_PROMPT_. Skip the pictures and quote all of the lines exactly.

_DATASET EXCERPTS_.
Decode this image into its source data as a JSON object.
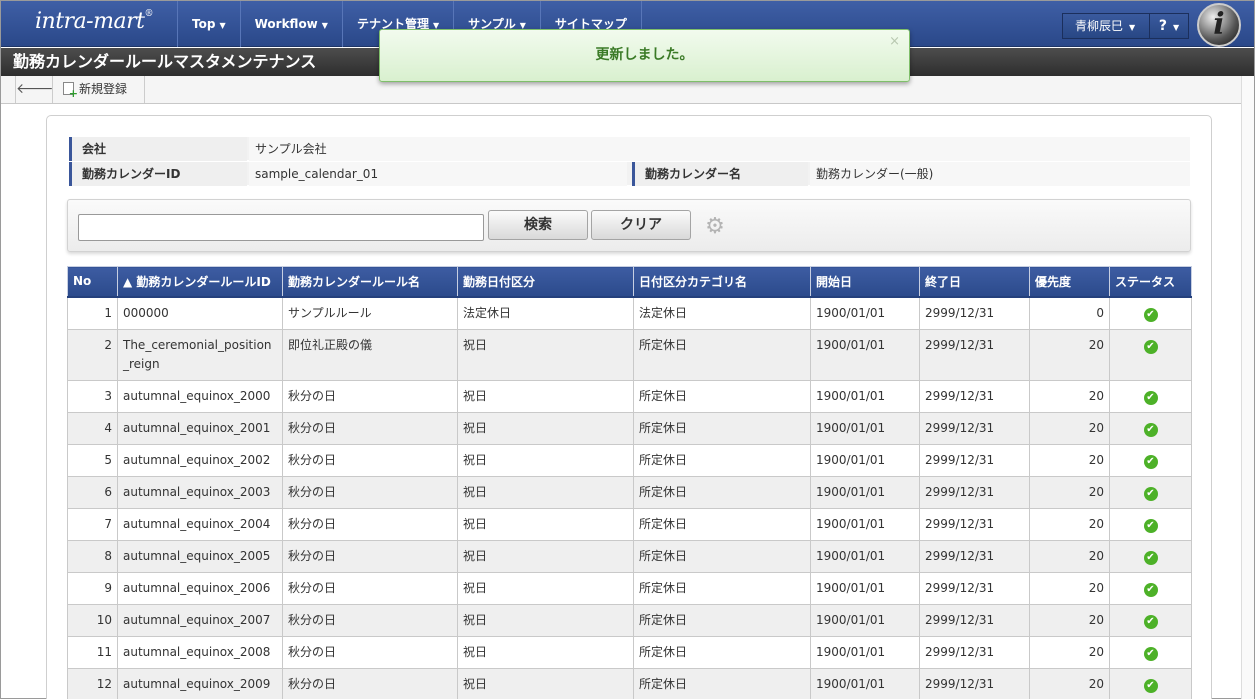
{
  "app": {
    "logo": "intra-mart",
    "logo_mark": "®",
    "brand_mark": "i"
  },
  "menu": [
    {
      "label": "Top",
      "caret": "▼"
    },
    {
      "label": "Workflow",
      "caret": "▼"
    },
    {
      "label": "テナント管理",
      "caret": "▼"
    },
    {
      "label": "サンプル",
      "caret": "▼"
    },
    {
      "label": "サイトマップ",
      "caret": ""
    }
  ],
  "user": {
    "name": "青柳辰巳",
    "caret": "▼",
    "help": "?"
  },
  "page_title": "勤務カレンダールールマスタメンテナンス",
  "toolbar": {
    "back_icon": "🡐",
    "new_label": "新規登録"
  },
  "notice": {
    "message": "更新しました。",
    "close": "×"
  },
  "info": {
    "company_label": "会社",
    "company_value": "サンプル会社",
    "calendar_id_label": "勤務カレンダーID",
    "calendar_id_value": "sample_calendar_01",
    "calendar_name_label": "勤務カレンダー名",
    "calendar_name_value": "勤務カレンダー(一般)"
  },
  "search": {
    "value": "",
    "placeholder": "",
    "search_label": "検索",
    "clear_label": "クリア"
  },
  "table": {
    "headers": [
      "No",
      "▲ 勤務カレンダールールID",
      "勤務カレンダールール名",
      "勤務日付区分",
      "日付区分カテゴリ名",
      "開始日",
      "終了日",
      "優先度",
      "ステータス"
    ],
    "rows": [
      {
        "no": "1",
        "id": "000000",
        "name": "サンプルルール",
        "date_type": "法定休日",
        "category": "法定休日",
        "start": "1900/01/01",
        "end": "2999/12/31",
        "priority": "0",
        "status": "✔"
      },
      {
        "no": "2",
        "id": "The_ceremonial_position_reign",
        "name": "即位礼正殿の儀",
        "date_type": "祝日",
        "category": "所定休日",
        "start": "1900/01/01",
        "end": "2999/12/31",
        "priority": "20",
        "status": "✔"
      },
      {
        "no": "3",
        "id": "autumnal_equinox_2000",
        "name": "秋分の日",
        "date_type": "祝日",
        "category": "所定休日",
        "start": "1900/01/01",
        "end": "2999/12/31",
        "priority": "20",
        "status": "✔"
      },
      {
        "no": "4",
        "id": "autumnal_equinox_2001",
        "name": "秋分の日",
        "date_type": "祝日",
        "category": "所定休日",
        "start": "1900/01/01",
        "end": "2999/12/31",
        "priority": "20",
        "status": "✔"
      },
      {
        "no": "5",
        "id": "autumnal_equinox_2002",
        "name": "秋分の日",
        "date_type": "祝日",
        "category": "所定休日",
        "start": "1900/01/01",
        "end": "2999/12/31",
        "priority": "20",
        "status": "✔"
      },
      {
        "no": "6",
        "id": "autumnal_equinox_2003",
        "name": "秋分の日",
        "date_type": "祝日",
        "category": "所定休日",
        "start": "1900/01/01",
        "end": "2999/12/31",
        "priority": "20",
        "status": "✔"
      },
      {
        "no": "7",
        "id": "autumnal_equinox_2004",
        "name": "秋分の日",
        "date_type": "祝日",
        "category": "所定休日",
        "start": "1900/01/01",
        "end": "2999/12/31",
        "priority": "20",
        "status": "✔"
      },
      {
        "no": "8",
        "id": "autumnal_equinox_2005",
        "name": "秋分の日",
        "date_type": "祝日",
        "category": "所定休日",
        "start": "1900/01/01",
        "end": "2999/12/31",
        "priority": "20",
        "status": "✔"
      },
      {
        "no": "9",
        "id": "autumnal_equinox_2006",
        "name": "秋分の日",
        "date_type": "祝日",
        "category": "所定休日",
        "start": "1900/01/01",
        "end": "2999/12/31",
        "priority": "20",
        "status": "✔"
      },
      {
        "no": "10",
        "id": "autumnal_equinox_2007",
        "name": "秋分の日",
        "date_type": "祝日",
        "category": "所定休日",
        "start": "1900/01/01",
        "end": "2999/12/31",
        "priority": "20",
        "status": "✔"
      },
      {
        "no": "11",
        "id": "autumnal_equinox_2008",
        "name": "秋分の日",
        "date_type": "祝日",
        "category": "所定休日",
        "start": "1900/01/01",
        "end": "2999/12/31",
        "priority": "20",
        "status": "✔"
      },
      {
        "no": "12",
        "id": "autumnal_equinox_2009",
        "name": "秋分の日",
        "date_type": "祝日",
        "category": "所定休日",
        "start": "1900/01/01",
        "end": "2999/12/31",
        "priority": "20",
        "status": "✔"
      }
    ]
  }
}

_RESPONSE_.
Decode this image into its source data as a JSON object.
{
  "app": {
    "logo": "intra-mart",
    "logo_mark": "®",
    "brand_mark": "i"
  },
  "menu": [
    {
      "label": "Top",
      "caret": "▼"
    },
    {
      "label": "Workflow",
      "caret": "▼"
    },
    {
      "label": "テナント管理",
      "caret": "▼"
    },
    {
      "label": "サンプル",
      "caret": "▼"
    },
    {
      "label": "サイトマップ",
      "caret": ""
    }
  ],
  "user": {
    "name": "青柳辰巳",
    "caret": "▼",
    "help": "?"
  },
  "page_title": "勤務カレンダールールマスタメンテナンス",
  "toolbar": {
    "back_icon": "🡐",
    "new_label": "新規登録"
  },
  "notice": {
    "message": "更新しました。",
    "close": "×"
  },
  "info": {
    "company_label": "会社",
    "company_value": "サンプル会社",
    "calendar_id_label": "勤務カレンダーID",
    "calendar_id_value": "sample_calendar_01",
    "calendar_name_label": "勤務カレンダー名",
    "calendar_name_value": "勤務カレンダー(一般)"
  },
  "search": {
    "value": "",
    "placeholder": "",
    "search_label": "検索",
    "clear_label": "クリア"
  },
  "table": {
    "headers": [
      "No",
      "▲ 勤務カレンダールールID",
      "勤務カレンダールール名",
      "勤務日付区分",
      "日付区分カテゴリ名",
      "開始日",
      "終了日",
      "優先度",
      "ステータス"
    ],
    "rows": [
      {
        "no": "1",
        "id": "000000",
        "name": "サンプルルール",
        "date_type": "法定休日",
        "category": "法定休日",
        "start": "1900/01/01",
        "end": "2999/12/31",
        "priority": "0",
        "status": "✔"
      },
      {
        "no": "2",
        "id": "The_ceremonial_position_reign",
        "name": "即位礼正殿の儀",
        "date_type": "祝日",
        "category": "所定休日",
        "start": "1900/01/01",
        "end": "2999/12/31",
        "priority": "20",
        "status": "✔"
      },
      {
        "no": "3",
        "id": "autumnal_equinox_2000",
        "name": "秋分の日",
        "date_type": "祝日",
        "category": "所定休日",
        "start": "1900/01/01",
        "end": "2999/12/31",
        "priority": "20",
        "status": "✔"
      },
      {
        "no": "4",
        "id": "autumnal_equinox_2001",
        "name": "秋分の日",
        "date_type": "祝日",
        "category": "所定休日",
        "start": "1900/01/01",
        "end": "2999/12/31",
        "priority": "20",
        "status": "✔"
      },
      {
        "no": "5",
        "id": "autumnal_equinox_2002",
        "name": "秋分の日",
        "date_type": "祝日",
        "category": "所定休日",
        "start": "1900/01/01",
        "end": "2999/12/31",
        "priority": "20",
        "status": "✔"
      },
      {
        "no": "6",
        "id": "autumnal_equinox_2003",
        "name": "秋分の日",
        "date_type": "祝日",
        "category": "所定休日",
        "start": "1900/01/01",
        "end": "2999/12/31",
        "priority": "20",
        "status": "✔"
      },
      {
        "no": "7",
        "id": "autumnal_equinox_2004",
        "name": "秋分の日",
        "date_type": "祝日",
        "category": "所定休日",
        "start": "1900/01/01",
        "end": "2999/12/31",
        "priority": "20",
        "status": "✔"
      },
      {
        "no": "8",
        "id": "autumnal_equinox_2005",
        "name": "秋分の日",
        "date_type": "祝日",
        "category": "所定休日",
        "start": "1900/01/01",
        "end": "2999/12/31",
        "priority": "20",
        "status": "✔"
      },
      {
        "no": "9",
        "id": "autumnal_equinox_2006",
        "name": "秋分の日",
        "date_type": "祝日",
        "category": "所定休日",
        "start": "1900/01/01",
        "end": "2999/12/31",
        "priority": "20",
        "status": "✔"
      },
      {
        "no": "10",
        "id": "autumnal_equinox_2007",
        "name": "秋分の日",
        "date_type": "祝日",
        "category": "所定休日",
        "start": "1900/01/01",
        "end": "2999/12/31",
        "priority": "20",
        "status": "✔"
      },
      {
        "no": "11",
        "id": "autumnal_equinox_2008",
        "name": "秋分の日",
        "date_type": "祝日",
        "category": "所定休日",
        "start": "1900/01/01",
        "end": "2999/12/31",
        "priority": "20",
        "status": "✔"
      },
      {
        "no": "12",
        "id": "autumnal_equinox_2009",
        "name": "秋分の日",
        "date_type": "祝日",
        "category": "所定休日",
        "start": "1900/01/01",
        "end": "2999/12/31",
        "priority": "20",
        "status": "✔"
      }
    ]
  }
}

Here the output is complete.